EXERCISE DETAILS ->
Drop every picture and give the entries back exactly.

GIVEN ENTRIES ->

* * * * *

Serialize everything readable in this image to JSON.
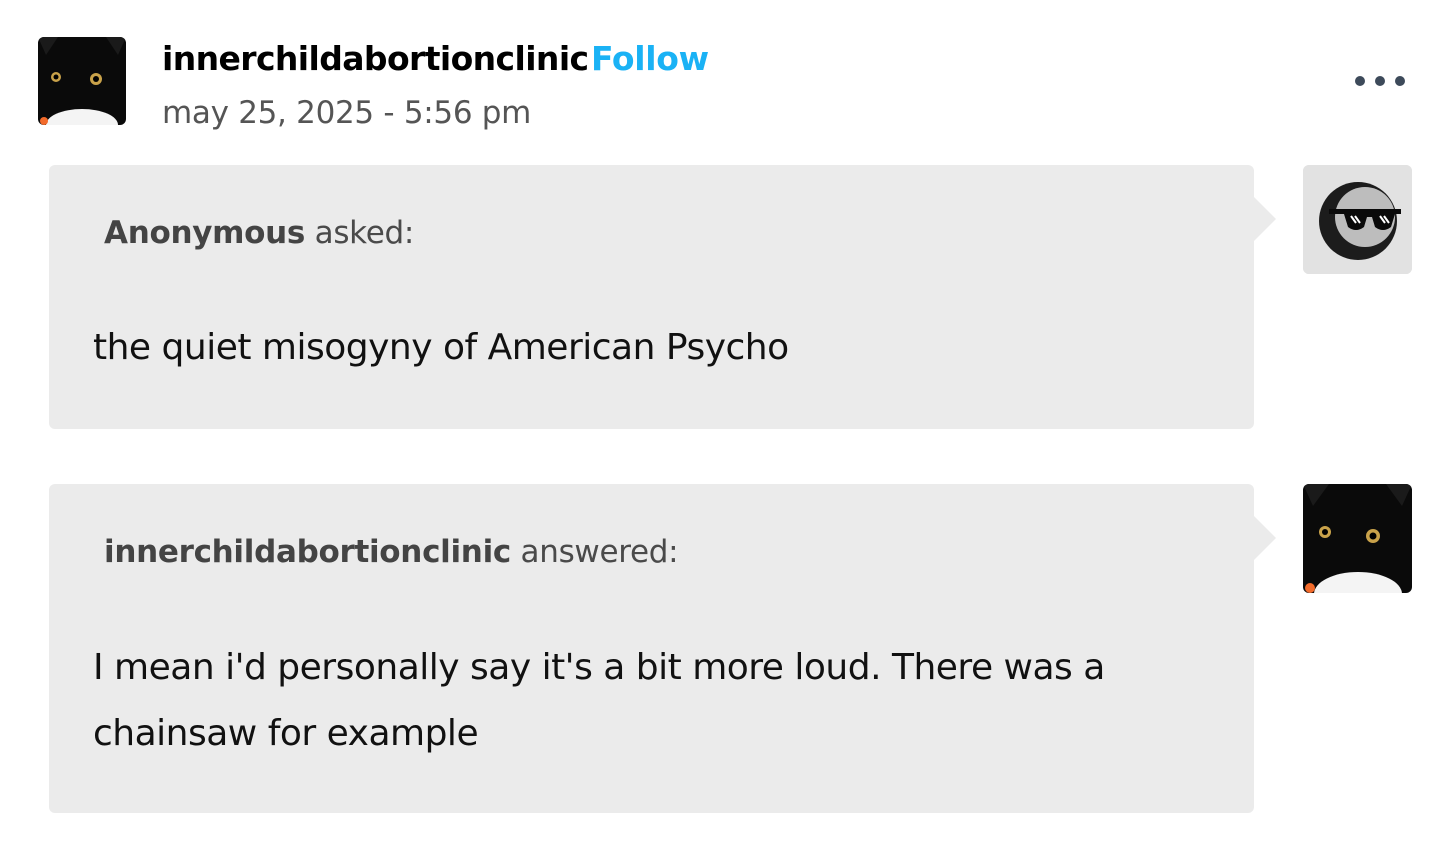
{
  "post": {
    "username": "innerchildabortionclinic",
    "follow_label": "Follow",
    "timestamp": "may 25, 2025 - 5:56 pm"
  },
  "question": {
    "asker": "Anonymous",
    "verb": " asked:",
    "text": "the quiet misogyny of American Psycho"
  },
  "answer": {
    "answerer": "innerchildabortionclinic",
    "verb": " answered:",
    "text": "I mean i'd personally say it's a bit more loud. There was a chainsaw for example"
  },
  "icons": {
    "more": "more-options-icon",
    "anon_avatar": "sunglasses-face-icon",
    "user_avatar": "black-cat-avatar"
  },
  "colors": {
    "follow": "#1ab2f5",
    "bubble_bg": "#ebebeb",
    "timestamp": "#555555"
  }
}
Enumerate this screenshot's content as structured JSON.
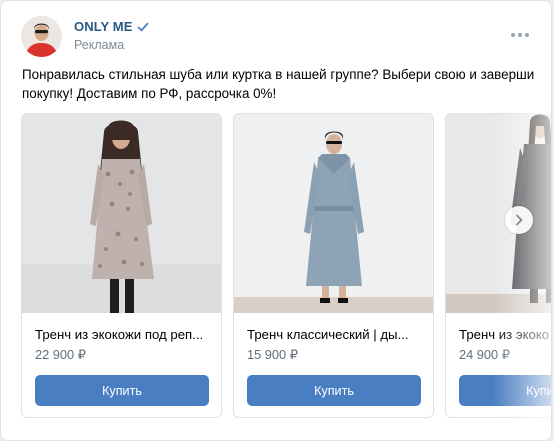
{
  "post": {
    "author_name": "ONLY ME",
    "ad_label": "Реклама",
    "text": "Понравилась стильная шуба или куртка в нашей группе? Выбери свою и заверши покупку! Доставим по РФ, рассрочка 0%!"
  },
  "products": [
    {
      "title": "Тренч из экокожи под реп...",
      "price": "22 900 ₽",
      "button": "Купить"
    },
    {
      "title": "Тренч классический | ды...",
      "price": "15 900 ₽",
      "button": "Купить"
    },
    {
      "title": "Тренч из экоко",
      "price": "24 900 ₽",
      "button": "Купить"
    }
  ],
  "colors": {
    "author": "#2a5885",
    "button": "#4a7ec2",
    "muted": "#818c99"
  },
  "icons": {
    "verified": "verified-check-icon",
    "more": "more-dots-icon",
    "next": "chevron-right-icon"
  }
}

* * * * *

WRITTEN SOLUTION ->
Serialize everything readable in this image to JSON.
{
  "post": {
    "username": "innerchildabortionclinic",
    "follow_label": "Follow",
    "timestamp": "may 25, 2025 - 5:56 pm"
  },
  "question": {
    "asker": "Anonymous",
    "verb": " asked:",
    "text": "the quiet misogyny of American Psycho"
  },
  "answer": {
    "answerer": "innerchildabortionclinic",
    "verb": " answered:",
    "text": "I mean i'd personally say it's a bit more loud. There was a chainsaw for example"
  },
  "icons": {
    "more": "more-options-icon",
    "anon_avatar": "sunglasses-face-icon",
    "user_avatar": "black-cat-avatar"
  },
  "colors": {
    "follow": "#1ab2f5",
    "bubble_bg": "#ebebeb",
    "timestamp": "#555555"
  }
}
Enumerate this screenshot's content as structured JSON.
{
  "post": {
    "author_name": "ONLY ME",
    "ad_label": "Реклама",
    "text": "Понравилась стильная шуба или куртка в нашей группе? Выбери свою и заверши покупку! Доставим по РФ, рассрочка 0%!"
  },
  "products": [
    {
      "title": "Тренч из экокожи под реп...",
      "price": "22 900 ₽",
      "button": "Купить"
    },
    {
      "title": "Тренч классический | ды...",
      "price": "15 900 ₽",
      "button": "Купить"
    },
    {
      "title": "Тренч из экоко",
      "price": "24 900 ₽",
      "button": "Купить"
    }
  ],
  "colors": {
    "author": "#2a5885",
    "button": "#4a7ec2",
    "muted": "#818c99"
  },
  "icons": {
    "verified": "verified-check-icon",
    "more": "more-dots-icon",
    "next": "chevron-right-icon"
  }
}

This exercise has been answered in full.